▶ Source extract:
-------
So, The Riddler aside ('A' Side?), what else links Kurt Vonnegut's classic novel from 1969 and Nick Lowe's 1976 lo-fi masterpiece?

Kurt Vonnegut said it 116 times in just under 200 pages, whereas Nick Lowe took less than three minutes to blurt it out 24 times. The answer's all around you. So it goes.

Nick Lowe - So it Goes

Saturday 19 July 2014

Something for the weekend

The sort of thing you see on the walls of most pub gents would hardly constitute art. Banal graffiti, out of date Sky Sports posters, darts team fixture lists and condom machines; something for the weekend, sir? Then again, unless you've got a small bladder, they're not the sort of places you tend to spend too much time in. And you certainly wouldn't want to be seen getting your camera out in such surroundings. Would you?

Pictured above are two pieces I saw recently hanging in the Men's Room. No names, no pack drill. They both caught my eye for different reasons: if you look carefully, the bird on the right is actually a map of Brighton and Hove. And if you look carefully at the cat carrying girl on the left, you'll see she isn't wearing any clothes.

Friday 18 July 2014

Steel City?

I love it when the Americans try and ape the Brits. Almost without fail they fall flat on their arse/ass; though there are notable exceptions. Mike Myers totally gets it: as well as being an uproarious comedy trilogy, the Austin Powers movies provided a great vehicle to show off his band's love affair with England. You don't believe me? Listen to Ming Tea's 'Daddy Wasn't There' or 'Do the BBC'.

Next up would have to be Gwyneth Paltrow. Long before she made a tit of herself at The Oscars and became a Coldplay groupie, Paltrow made a charming little film called Sliding Doors. Her portrayal of a young London temp straddling two parallel universes was so convincing I really thought she was one of us.
-------
▶ Exercises:
a. Can you reproduce the music blog excerpt word for word, starting with "I love it when" and going on through "or 'Do the BBC'."?
b. What comes next in the music blog excerpt? Write the continuation, picking up right after its final sentence.

▶ Data:
-------
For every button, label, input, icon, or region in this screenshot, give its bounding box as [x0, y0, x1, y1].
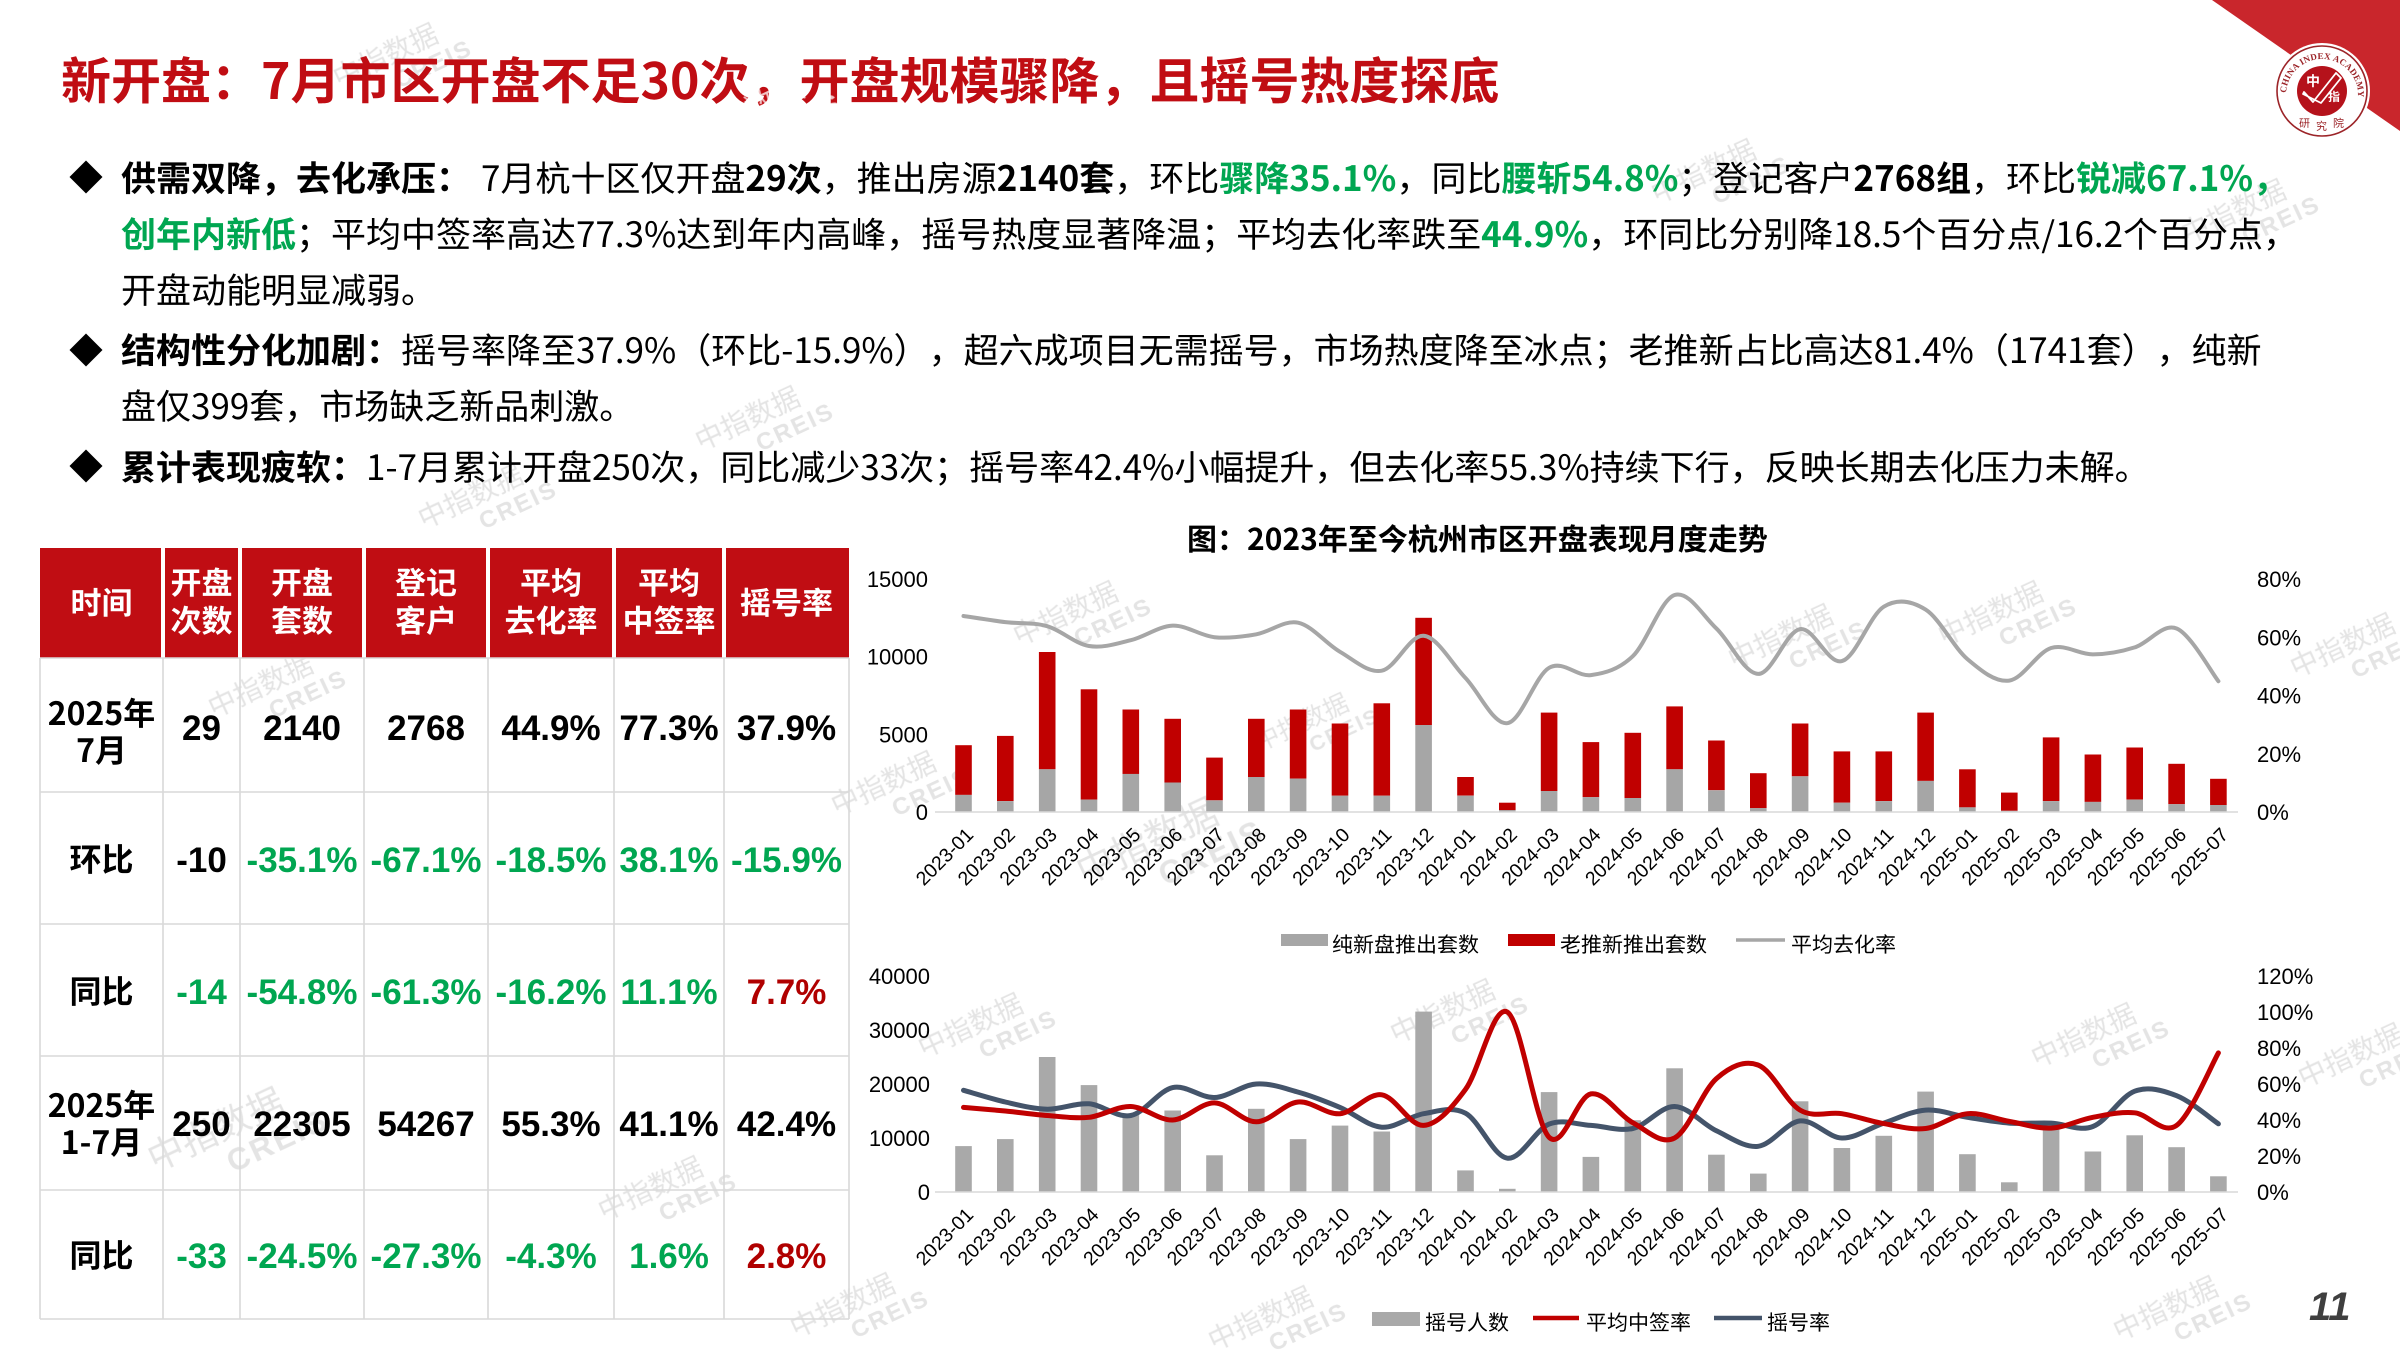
- svg-text:-61.3%: -61.3%: [371, 973, 482, 1012]
- svg-text:-16.2%: -16.2%: [496, 973, 607, 1012]
- svg-text:40%: 40%: [2257, 1108, 2301, 1133]
- svg-text:29: 29: [182, 709, 221, 748]
- svg-text:0: 0: [916, 800, 928, 825]
- svg-text:20000: 20000: [869, 1072, 930, 1097]
- svg-text:-27.3%: -27.3%: [371, 1237, 482, 1276]
- svg-text:-10: -10: [176, 841, 227, 880]
- svg-text:5000: 5000: [879, 722, 928, 747]
- svg-text:0: 0: [918, 1180, 930, 1205]
- svg-text:2768: 2768: [387, 709, 465, 748]
- svg-text:60%: 60%: [2257, 625, 2301, 650]
- svg-text:2140: 2140: [263, 709, 341, 748]
- svg-text:10000: 10000: [869, 1126, 930, 1151]
- svg-text:100%: 100%: [2257, 1000, 2313, 1025]
- svg-text:-14: -14: [176, 973, 227, 1012]
- svg-text:30000: 30000: [869, 1018, 930, 1043]
- svg-text:-4.3%: -4.3%: [505, 1237, 596, 1276]
- svg-text:-54.8%: -54.8%: [247, 973, 358, 1012]
- svg-text:44.9%: 44.9%: [501, 709, 600, 748]
- svg-text:10000: 10000: [867, 645, 928, 670]
- svg-text:41.1%: 41.1%: [619, 1105, 718, 1144]
- svg-text:38.1%: 38.1%: [619, 841, 718, 880]
- svg-text:15000: 15000: [867, 567, 928, 592]
- svg-text:250: 250: [172, 1105, 230, 1144]
- svg-text:2.8%: 2.8%: [747, 1237, 827, 1276]
- svg-text:-24.5%: -24.5%: [247, 1237, 358, 1276]
- svg-text:1.6%: 1.6%: [629, 1237, 709, 1276]
- svg-text:42.4%: 42.4%: [737, 1105, 836, 1144]
- svg-text:40%: 40%: [2257, 684, 2301, 709]
- svg-text:20%: 20%: [2257, 742, 2301, 767]
- svg-text:80%: 80%: [2257, 567, 2301, 592]
- svg-text:120%: 120%: [2257, 964, 2313, 989]
- svg-text:-18.5%: -18.5%: [496, 841, 607, 880]
- svg-text:7.7%: 7.7%: [747, 973, 827, 1012]
- svg-text:54267: 54267: [377, 1105, 474, 1144]
- svg-text:11: 11: [2309, 1285, 2351, 1329]
- svg-text:-15.9%: -15.9%: [731, 841, 842, 880]
- svg-text:40000: 40000: [869, 964, 930, 989]
- svg-text:20%: 20%: [2257, 1144, 2301, 1169]
- svg-text:37.9%: 37.9%: [737, 709, 836, 748]
- svg-text:-35.1%: -35.1%: [247, 841, 358, 880]
- svg-text:-33: -33: [176, 1237, 227, 1276]
- svg-text:0%: 0%: [2257, 800, 2289, 825]
- svg-text:80%: 80%: [2257, 1036, 2301, 1061]
- svg-text:55.3%: 55.3%: [501, 1105, 600, 1144]
- svg-text:0%: 0%: [2257, 1180, 2289, 1205]
- svg-text:60%: 60%: [2257, 1072, 2301, 1097]
- svg-text:-67.1%: -67.1%: [371, 841, 482, 880]
- svg-text:11.1%: 11.1%: [620, 973, 717, 1012]
- svg-text:77.3%: 77.3%: [619, 709, 718, 748]
- svg-text:22305: 22305: [253, 1105, 350, 1144]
-------
▶ Answers by task:
a.
I love it when the Americans try and ape the Brits. Almost without fail they fall flat on their arse/ass; though there are notable exceptions. Mike Myers totally gets it: as well as being an uproarious comedy trilogy, the Austin Powers movies provided a great vehicle to show off his band's love affair with England. You don't believe me? Listen to Ming Tea's 'Daddy Wasn't There' or 'Do the BBC'.

b.
But for every Mike Myers there's always a Dick Van Dyke lurking round the film lot. Last night I watched the first 30 minutes of The Def Leppard Story. It's an American made for TV biopic that charts the rise of South Yorkshire's most enduring musical exports, Joe Cocker notwithstanding.

It starts with a car chase (well it would, wouldn't it?) depicting their drummer's last tear-up on the A57 before he parted company with his left arm. The stretch of road where it all happened, the infamous Snake Pass, looks like it was shot in The Rockies. The film's budget obviously didn't stretch to coming over to blighty.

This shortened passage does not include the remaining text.